What you have to do :: Copy each record exactly as it reads, leaving out any pictures it holds.

───── Data to process

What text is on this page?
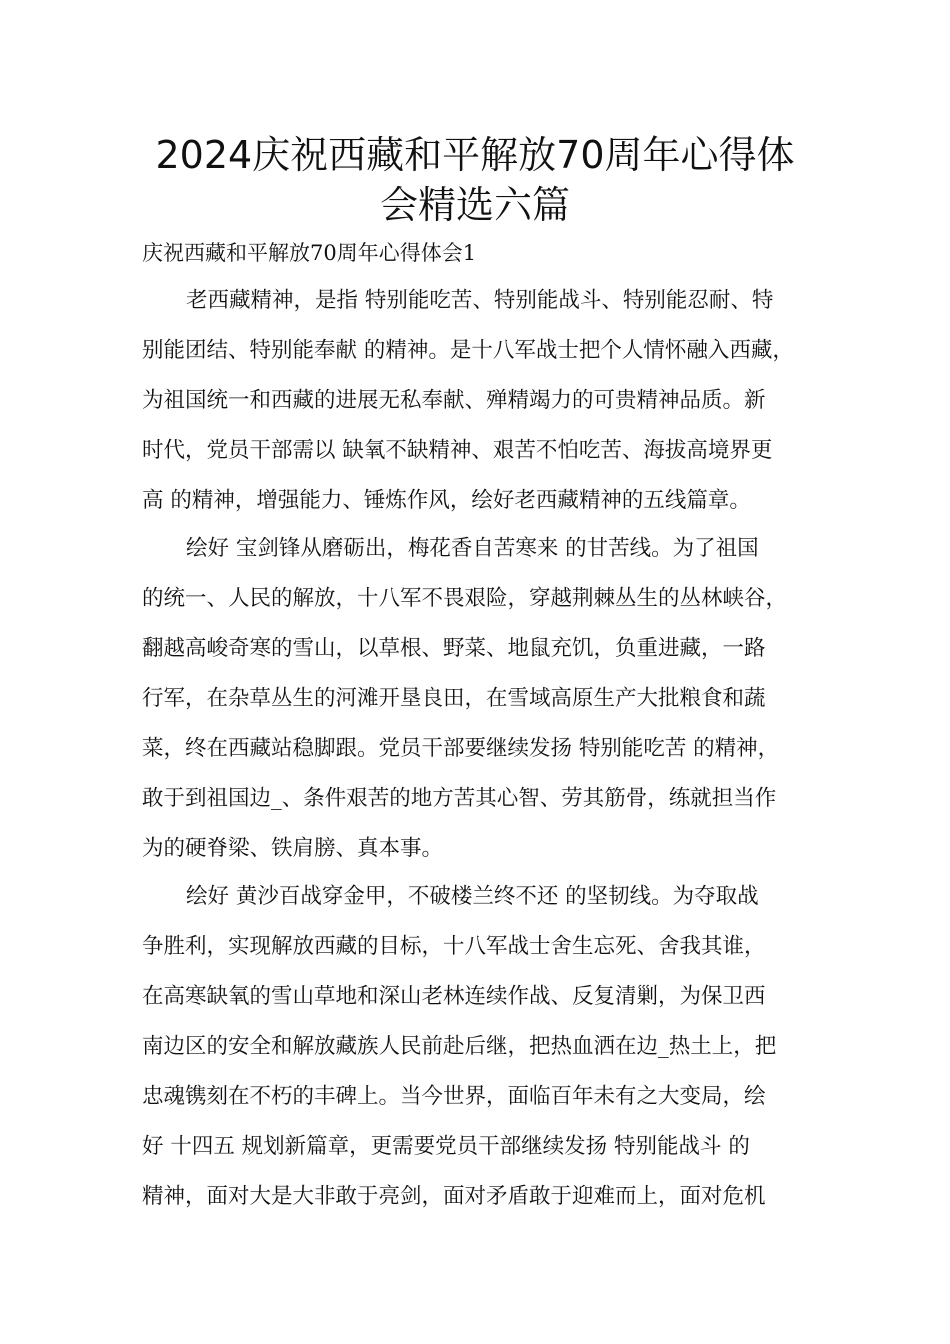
2024庆祝西藏和平解放70周年心得体
会精选六篇
庆祝西藏和平解放70周年心得体会1
老西藏精神，是指 特别能吃苦、特别能战斗、特别能忍耐、特
别能团结、特别能奉献 的精神。是十八军战士把个人情怀融入西藏，
为祖国统一和西藏的进展无私奉献、殚精竭力的可贵精神品质。新
时代，党员干部需以 缺氧不缺精神、艰苦不怕吃苦、海拔高境界更
高 的精神，增强能力、锤炼作风，绘好老西藏精神的五线篇章。
绘好 宝剑锋从磨砺出，梅花香自苦寒来 的甘苦线。为了祖国
的统一、人民的解放，十八军不畏艰险，穿越荆棘丛生的丛林峡谷，
翻越高峻奇寒的雪山，以草根、野菜、地鼠充饥，负重进藏，一路
行军，在杂草丛生的河滩开垦良田，在雪域高原生产大批粮食和蔬
菜，终在西藏站稳脚跟。党员干部要继续发扬 特别能吃苦 的精神，
敢于到祖国边_、条件艰苦的地方苦其心智、劳其筋骨，练就担当作
为的硬脊梁、铁肩膀、真本事。
绘好 黄沙百战穿金甲，不破楼兰终不还 的坚韧线。为夺取战
争胜利，实现解放西藏的目标，十八军战士舍生忘死、舍我其谁，
在高寒缺氧的雪山草地和深山老林连续作战、反复清剿，为保卫西
南边区的安全和解放藏族人民前赴后继，把热血洒在边_热土上，把
忠魂镌刻在不朽的丰碑上。当今世界，面临百年未有之大变局，绘
好 十四五 规划新篇章，更需要党员干部继续发扬 特别能战斗 的
精神，面对大是大非敢于亮剑，面对矛盾敢于迎难而上，面对危机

──────────

Output of the task ::
What text is on this page?
2024庆祝西藏和平解放70周年心得体
会精选六篇
庆祝西藏和平解放70周年心得体会1
老西藏精神，是指 特别能吃苦、特别能战斗、特别能忍耐、特
别能团结、特别能奉献 的精神。是十八军战士把个人情怀融入西藏，
为祖国统一和西藏的进展无私奉献、殚精竭力的可贵精神品质。新
时代，党员干部需以 缺氧不缺精神、艰苦不怕吃苦、海拔高境界更
高 的精神，增强能力、锤炼作风，绘好老西藏精神的五线篇章。
绘好 宝剑锋从磨砺出，梅花香自苦寒来 的甘苦线。为了祖国
的统一、人民的解放，十八军不畏艰险，穿越荆棘丛生的丛林峡谷，
翻越高峻奇寒的雪山，以草根、野菜、地鼠充饥，负重进藏，一路
行军，在杂草丛生的河滩开垦良田，在雪域高原生产大批粮食和蔬
菜，终在西藏站稳脚跟。党员干部要继续发扬 特别能吃苦 的精神，
敢于到祖国边_、条件艰苦的地方苦其心智、劳其筋骨，练就担当作
为的硬脊梁、铁肩膀、真本事。
绘好 黄沙百战穿金甲，不破楼兰终不还 的坚韧线。为夺取战
争胜利，实现解放西藏的目标，十八军战士舍生忘死、舍我其谁，
在高寒缺氧的雪山草地和深山老林连续作战、反复清剿，为保卫西
南边区的安全和解放藏族人民前赴后继，把热血洒在边_热土上，把
忠魂镌刻在不朽的丰碑上。当今世界，面临百年未有之大变局，绘
好 十四五 规划新篇章，更需要党员干部继续发扬 特别能战斗 的
精神，面对大是大非敢于亮剑，面对矛盾敢于迎难而上，面对危机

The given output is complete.